━━ Given data

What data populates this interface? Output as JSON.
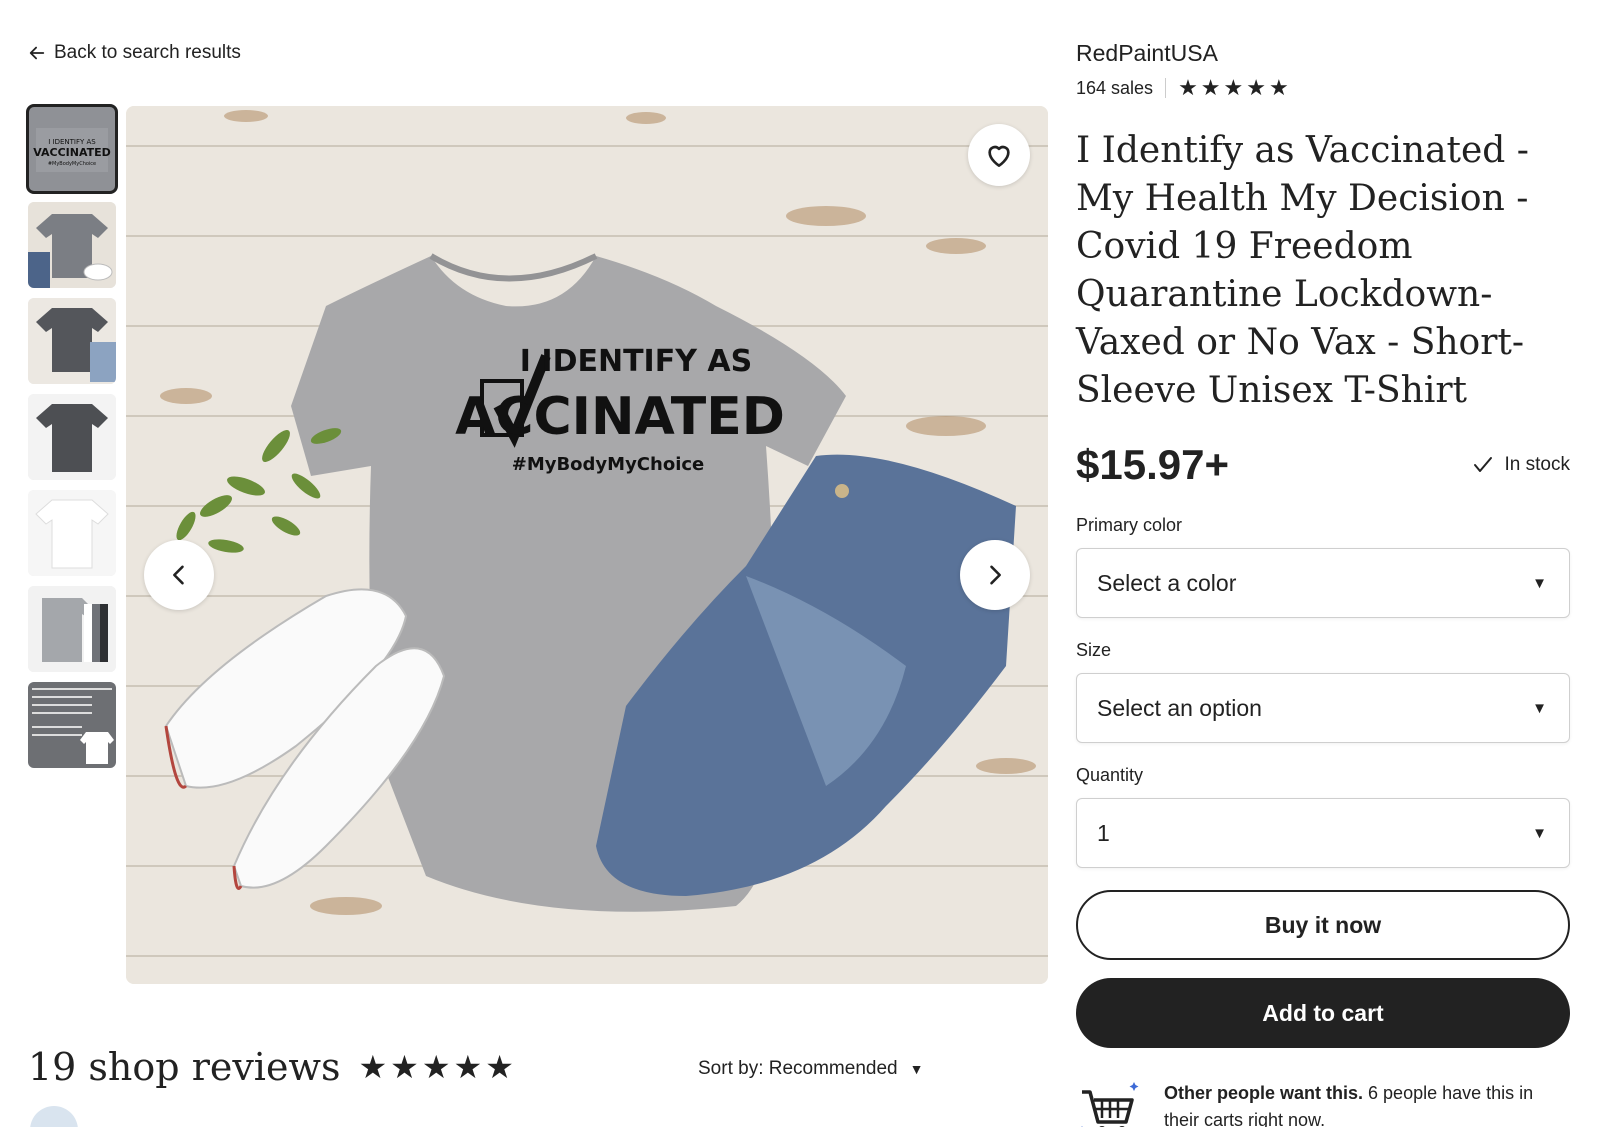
{
  "nav": {
    "back_label": "Back to search results"
  },
  "gallery": {
    "thumbnails": [
      {
        "name": "thumb-1",
        "active": true
      },
      {
        "name": "thumb-2",
        "active": false
      },
      {
        "name": "thumb-3",
        "active": false
      },
      {
        "name": "thumb-4",
        "active": false
      },
      {
        "name": "thumb-5",
        "active": false
      },
      {
        "name": "thumb-6",
        "active": false
      },
      {
        "name": "thumb-7",
        "active": false
      }
    ],
    "shirt_text": {
      "line1": "I IDENTIFY AS",
      "line2": "ACCINATED",
      "line3": "#MyBodyMyChoice"
    },
    "icons": {
      "favorite": "heart-icon",
      "prev": "chevron-left-icon",
      "next": "chevron-right-icon"
    }
  },
  "shop": {
    "name": "RedPaintUSA",
    "sales": "164 sales",
    "rating_stars": 5
  },
  "listing": {
    "title": "I Identify as Vaccinated - My Health My Decision - Covid 19 Freedom Quarantine Lockdown- Vaxed or No Vax - Short-Sleeve Unisex T-Shirt",
    "price": "$15.97+",
    "stock": "In stock"
  },
  "options": {
    "color_label": "Primary color",
    "color_value": "Select a color",
    "size_label": "Size",
    "size_value": "Select an option",
    "quantity_label": "Quantity",
    "quantity_value": "1"
  },
  "actions": {
    "buy_now": "Buy it now",
    "add_to_cart": "Add to cart"
  },
  "demand": {
    "bold": "Other people want this.",
    "rest": " 6 people have this in their carts right now."
  },
  "reviews": {
    "title": "19 shop reviews",
    "rating_stars": 5,
    "sort_label": "Sort by: Recommended"
  },
  "colors": {
    "text": "#222222",
    "button_dark": "#222222",
    "border": "#cfcfcf"
  }
}
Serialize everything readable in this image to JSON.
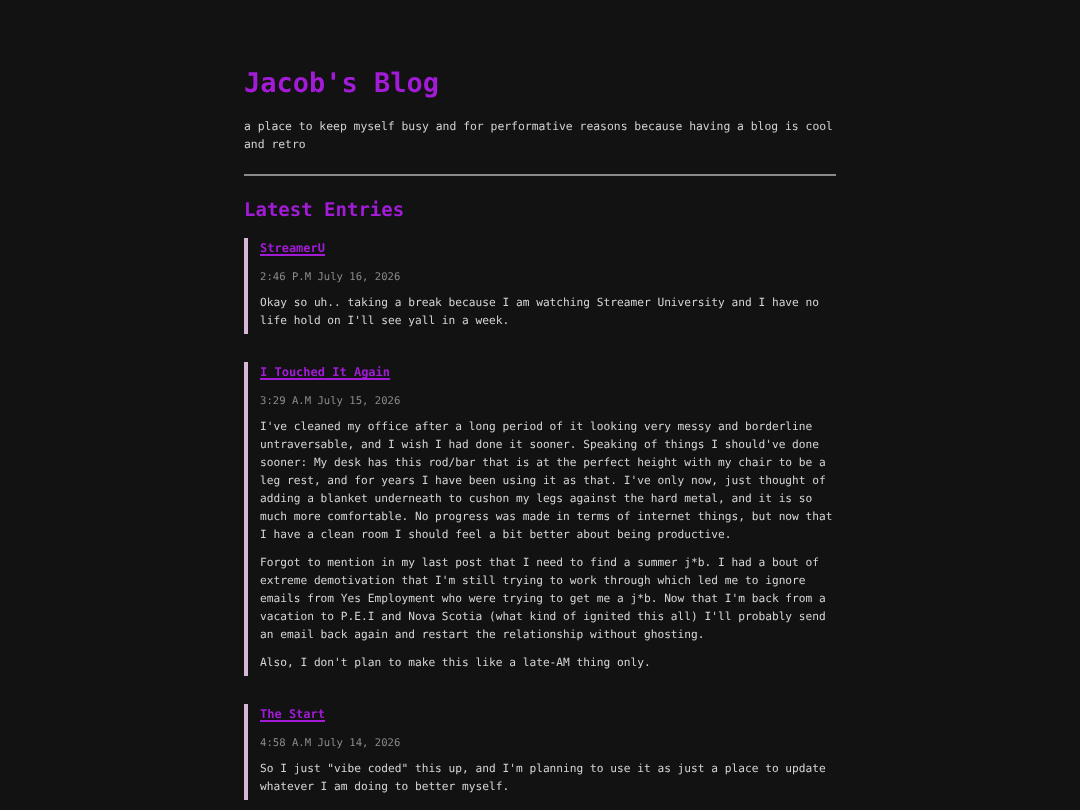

━━━━

◆ Written exercise ◆
Each record above is to be restated exactly, with its pictures removed from the copy.

◆ Expected output ◆
What data populates this interface? Output as JSON.
{
  "nav": {
    "back_label": "Back to search results"
  },
  "gallery": {
    "thumbnails": [
      {
        "name": "thumb-1",
        "active": true
      },
      {
        "name": "thumb-2",
        "active": false
      },
      {
        "name": "thumb-3",
        "active": false
      },
      {
        "name": "thumb-4",
        "active": false
      },
      {
        "name": "thumb-5",
        "active": false
      },
      {
        "name": "thumb-6",
        "active": false
      },
      {
        "name": "thumb-7",
        "active": false
      }
    ],
    "shirt_text": {
      "line1": "I IDENTIFY AS",
      "line2": "ACCINATED",
      "line3": "#MyBodyMyChoice"
    },
    "icons": {
      "favorite": "heart-icon",
      "prev": "chevron-left-icon",
      "next": "chevron-right-icon"
    }
  },
  "shop": {
    "name": "RedPaintUSA",
    "sales": "164 sales",
    "rating_stars": 5
  },
  "listing": {
    "title": "I Identify as Vaccinated - My Health My Decision - Covid 19 Freedom Quarantine Lockdown- Vaxed or No Vax - Short-Sleeve Unisex T-Shirt",
    "price": "$15.97+",
    "stock": "In stock"
  },
  "options": {
    "color_label": "Primary color",
    "color_value": "Select a color",
    "size_label": "Size",
    "size_value": "Select an option",
    "quantity_label": "Quantity",
    "quantity_value": "1"
  },
  "actions": {
    "buy_now": "Buy it now",
    "add_to_cart": "Add to cart"
  },
  "demand": {
    "bold": "Other people want this.",
    "rest": " 6 people have this in their carts right now."
  },
  "reviews": {
    "title": "19 shop reviews",
    "rating_stars": 5,
    "sort_label": "Sort by: Recommended"
  },
  "colors": {
    "text": "#222222",
    "button_dark": "#222222",
    "border": "#cfcfcf"
  }
}
Serialize everything readable in this image to JSON.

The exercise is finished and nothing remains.